» **Problem**
Take all the material and copy it exactly.

-- Begin Recorded data --

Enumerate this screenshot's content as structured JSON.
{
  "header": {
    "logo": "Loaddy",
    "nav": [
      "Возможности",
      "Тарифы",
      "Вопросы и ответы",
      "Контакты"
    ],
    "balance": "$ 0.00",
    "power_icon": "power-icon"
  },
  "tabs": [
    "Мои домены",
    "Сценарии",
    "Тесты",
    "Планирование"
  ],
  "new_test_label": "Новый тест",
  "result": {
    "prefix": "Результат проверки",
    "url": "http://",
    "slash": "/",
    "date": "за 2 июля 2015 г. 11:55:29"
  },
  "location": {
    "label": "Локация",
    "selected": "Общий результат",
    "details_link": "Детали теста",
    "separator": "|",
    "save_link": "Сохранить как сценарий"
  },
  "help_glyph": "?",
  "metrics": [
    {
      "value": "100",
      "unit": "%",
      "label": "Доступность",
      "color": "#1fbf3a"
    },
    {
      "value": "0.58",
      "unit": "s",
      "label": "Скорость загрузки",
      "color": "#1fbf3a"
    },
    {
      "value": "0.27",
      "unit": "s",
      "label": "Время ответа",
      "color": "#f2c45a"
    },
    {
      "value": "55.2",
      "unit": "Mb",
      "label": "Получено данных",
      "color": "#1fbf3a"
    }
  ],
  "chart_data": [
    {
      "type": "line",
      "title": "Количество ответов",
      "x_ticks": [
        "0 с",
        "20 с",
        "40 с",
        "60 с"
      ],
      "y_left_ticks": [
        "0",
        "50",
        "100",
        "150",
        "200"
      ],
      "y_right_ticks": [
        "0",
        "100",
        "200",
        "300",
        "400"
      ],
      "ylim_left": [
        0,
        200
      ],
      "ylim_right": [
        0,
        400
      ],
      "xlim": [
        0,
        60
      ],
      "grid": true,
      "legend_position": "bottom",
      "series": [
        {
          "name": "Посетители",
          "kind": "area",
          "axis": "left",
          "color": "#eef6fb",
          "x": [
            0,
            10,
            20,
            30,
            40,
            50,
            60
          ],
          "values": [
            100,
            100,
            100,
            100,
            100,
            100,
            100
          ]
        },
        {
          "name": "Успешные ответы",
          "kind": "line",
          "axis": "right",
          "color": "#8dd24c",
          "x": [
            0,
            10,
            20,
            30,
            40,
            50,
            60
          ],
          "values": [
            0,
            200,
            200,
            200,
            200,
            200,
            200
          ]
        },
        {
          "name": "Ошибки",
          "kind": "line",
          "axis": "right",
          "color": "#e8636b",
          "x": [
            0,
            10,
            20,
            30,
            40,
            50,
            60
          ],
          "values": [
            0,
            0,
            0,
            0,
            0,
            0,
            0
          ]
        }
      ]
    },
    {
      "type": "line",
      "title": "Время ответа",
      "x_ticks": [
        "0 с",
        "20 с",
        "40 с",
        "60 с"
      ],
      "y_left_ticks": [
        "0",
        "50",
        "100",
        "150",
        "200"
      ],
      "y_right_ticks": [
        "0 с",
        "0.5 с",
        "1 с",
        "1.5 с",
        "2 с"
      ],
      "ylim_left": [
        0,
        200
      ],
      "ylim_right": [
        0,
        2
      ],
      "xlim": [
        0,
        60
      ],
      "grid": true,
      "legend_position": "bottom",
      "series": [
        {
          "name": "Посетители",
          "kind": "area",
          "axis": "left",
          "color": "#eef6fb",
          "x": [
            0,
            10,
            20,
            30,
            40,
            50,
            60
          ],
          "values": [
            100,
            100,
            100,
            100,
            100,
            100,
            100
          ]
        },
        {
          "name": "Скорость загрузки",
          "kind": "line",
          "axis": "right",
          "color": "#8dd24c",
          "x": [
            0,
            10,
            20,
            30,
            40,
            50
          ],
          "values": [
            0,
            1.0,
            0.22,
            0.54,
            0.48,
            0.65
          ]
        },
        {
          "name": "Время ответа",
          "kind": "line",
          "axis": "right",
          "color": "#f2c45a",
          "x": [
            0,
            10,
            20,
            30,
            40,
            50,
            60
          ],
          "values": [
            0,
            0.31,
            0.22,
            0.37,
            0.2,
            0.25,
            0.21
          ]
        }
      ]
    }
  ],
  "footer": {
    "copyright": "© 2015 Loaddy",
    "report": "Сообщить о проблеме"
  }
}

-- End Recorded data --

» **Written solution**
Enumerate this screenshot's content as structured JSON.
{
  "header": {
    "logo": "Loaddy",
    "nav": [
      "Возможности",
      "Тарифы",
      "Вопросы и ответы",
      "Контакты"
    ],
    "balance": "$ 0.00",
    "power_icon": "power-icon"
  },
  "tabs": [
    "Мои домены",
    "Сценарии",
    "Тесты",
    "Планирование"
  ],
  "new_test_label": "Новый тест",
  "result": {
    "prefix": "Результат проверки",
    "url": "http://",
    "slash": "/",
    "date": "за 2 июля 2015 г. 11:55:29"
  },
  "location": {
    "label": "Локация",
    "selected": "Общий результат",
    "details_link": "Детали теста",
    "separator": "|",
    "save_link": "Сохранить как сценарий"
  },
  "help_glyph": "?",
  "metrics": [
    {
      "value": "100",
      "unit": "%",
      "label": "Доступность",
      "color": "#1fbf3a"
    },
    {
      "value": "0.58",
      "unit": "s",
      "label": "Скорость загрузки",
      "color": "#1fbf3a"
    },
    {
      "value": "0.27",
      "unit": "s",
      "label": "Время ответа",
      "color": "#f2c45a"
    },
    {
      "value": "55.2",
      "unit": "Mb",
      "label": "Получено данных",
      "color": "#1fbf3a"
    }
  ],
  "chart_data": [
    {
      "type": "line",
      "title": "Количество ответов",
      "x_ticks": [
        "0 с",
        "20 с",
        "40 с",
        "60 с"
      ],
      "y_left_ticks": [
        "0",
        "50",
        "100",
        "150",
        "200"
      ],
      "y_right_ticks": [
        "0",
        "100",
        "200",
        "300",
        "400"
      ],
      "ylim_left": [
        0,
        200
      ],
      "ylim_right": [
        0,
        400
      ],
      "xlim": [
        0,
        60
      ],
      "grid": true,
      "legend_position": "bottom",
      "series": [
        {
          "name": "Посетители",
          "kind": "area",
          "axis": "left",
          "color": "#eef6fb",
          "x": [
            0,
            10,
            20,
            30,
            40,
            50,
            60
          ],
          "values": [
            100,
            100,
            100,
            100,
            100,
            100,
            100
          ]
        },
        {
          "name": "Успешные ответы",
          "kind": "line",
          "axis": "right",
          "color": "#8dd24c",
          "x": [
            0,
            10,
            20,
            30,
            40,
            50,
            60
          ],
          "values": [
            0,
            200,
            200,
            200,
            200,
            200,
            200
          ]
        },
        {
          "name": "Ошибки",
          "kind": "line",
          "axis": "right",
          "color": "#e8636b",
          "x": [
            0,
            10,
            20,
            30,
            40,
            50,
            60
          ],
          "values": [
            0,
            0,
            0,
            0,
            0,
            0,
            0
          ]
        }
      ]
    },
    {
      "type": "line",
      "title": "Время ответа",
      "x_ticks": [
        "0 с",
        "20 с",
        "40 с",
        "60 с"
      ],
      "y_left_ticks": [
        "0",
        "50",
        "100",
        "150",
        "200"
      ],
      "y_right_ticks": [
        "0 с",
        "0.5 с",
        "1 с",
        "1.5 с",
        "2 с"
      ],
      "ylim_left": [
        0,
        200
      ],
      "ylim_right": [
        0,
        2
      ],
      "xlim": [
        0,
        60
      ],
      "grid": true,
      "legend_position": "bottom",
      "series": [
        {
          "name": "Посетители",
          "kind": "area",
          "axis": "left",
          "color": "#eef6fb",
          "x": [
            0,
            10,
            20,
            30,
            40,
            50,
            60
          ],
          "values": [
            100,
            100,
            100,
            100,
            100,
            100,
            100
          ]
        },
        {
          "name": "Скорость загрузки",
          "kind": "line",
          "axis": "right",
          "color": "#8dd24c",
          "x": [
            0,
            10,
            20,
            30,
            40,
            50
          ],
          "values": [
            0,
            1.0,
            0.22,
            0.54,
            0.48,
            0.65
          ]
        },
        {
          "name": "Время ответа",
          "kind": "line",
          "axis": "right",
          "color": "#f2c45a",
          "x": [
            0,
            10,
            20,
            30,
            40,
            50,
            60
          ],
          "values": [
            0,
            0.31,
            0.22,
            0.37,
            0.2,
            0.25,
            0.21
          ]
        }
      ]
    }
  ],
  "footer": {
    "copyright": "© 2015 Loaddy",
    "report": "Сообщить о проблеме"
  }
}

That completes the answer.